══ Data section ══

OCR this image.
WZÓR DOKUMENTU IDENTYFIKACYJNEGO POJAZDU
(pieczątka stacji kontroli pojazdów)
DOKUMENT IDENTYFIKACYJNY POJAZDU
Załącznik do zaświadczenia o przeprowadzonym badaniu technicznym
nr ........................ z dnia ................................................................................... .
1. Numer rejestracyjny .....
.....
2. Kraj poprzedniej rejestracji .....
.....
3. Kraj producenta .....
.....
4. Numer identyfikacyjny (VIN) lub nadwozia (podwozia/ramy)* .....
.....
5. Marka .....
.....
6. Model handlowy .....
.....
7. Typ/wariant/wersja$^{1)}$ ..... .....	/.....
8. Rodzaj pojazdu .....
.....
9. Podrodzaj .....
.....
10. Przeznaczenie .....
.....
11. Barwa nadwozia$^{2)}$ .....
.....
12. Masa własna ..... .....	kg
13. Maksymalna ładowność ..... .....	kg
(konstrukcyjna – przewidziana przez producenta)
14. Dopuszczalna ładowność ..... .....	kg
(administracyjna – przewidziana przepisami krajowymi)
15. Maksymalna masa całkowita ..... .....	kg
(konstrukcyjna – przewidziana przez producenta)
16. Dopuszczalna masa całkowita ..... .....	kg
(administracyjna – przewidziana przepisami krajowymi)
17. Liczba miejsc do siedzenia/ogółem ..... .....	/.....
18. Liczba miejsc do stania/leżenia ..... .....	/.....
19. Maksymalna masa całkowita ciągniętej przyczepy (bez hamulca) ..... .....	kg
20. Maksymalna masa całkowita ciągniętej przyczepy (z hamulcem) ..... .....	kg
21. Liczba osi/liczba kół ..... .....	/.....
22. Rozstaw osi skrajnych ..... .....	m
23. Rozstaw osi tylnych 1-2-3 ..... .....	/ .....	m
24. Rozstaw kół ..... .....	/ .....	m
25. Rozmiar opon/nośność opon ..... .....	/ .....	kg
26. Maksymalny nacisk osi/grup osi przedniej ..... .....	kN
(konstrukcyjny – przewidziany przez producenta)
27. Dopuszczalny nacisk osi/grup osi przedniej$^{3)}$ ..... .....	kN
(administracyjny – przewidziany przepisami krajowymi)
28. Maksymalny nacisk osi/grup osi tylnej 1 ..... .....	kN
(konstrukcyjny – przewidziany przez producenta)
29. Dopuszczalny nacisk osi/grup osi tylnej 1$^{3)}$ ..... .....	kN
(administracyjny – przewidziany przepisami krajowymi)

═══

■ **Short exercise**
Look for the word "Dopuszczalny" in every line of the listing and copy the lines that have it.

■ **Solution for this problem**
27. Dopuszczalny nacisk osi/grup osi przedniej$^{3)}$ ..... .....	kN
29. Dopuszczalny nacisk osi/grup osi tylnej 1$^{3)}$ ..... .....	kN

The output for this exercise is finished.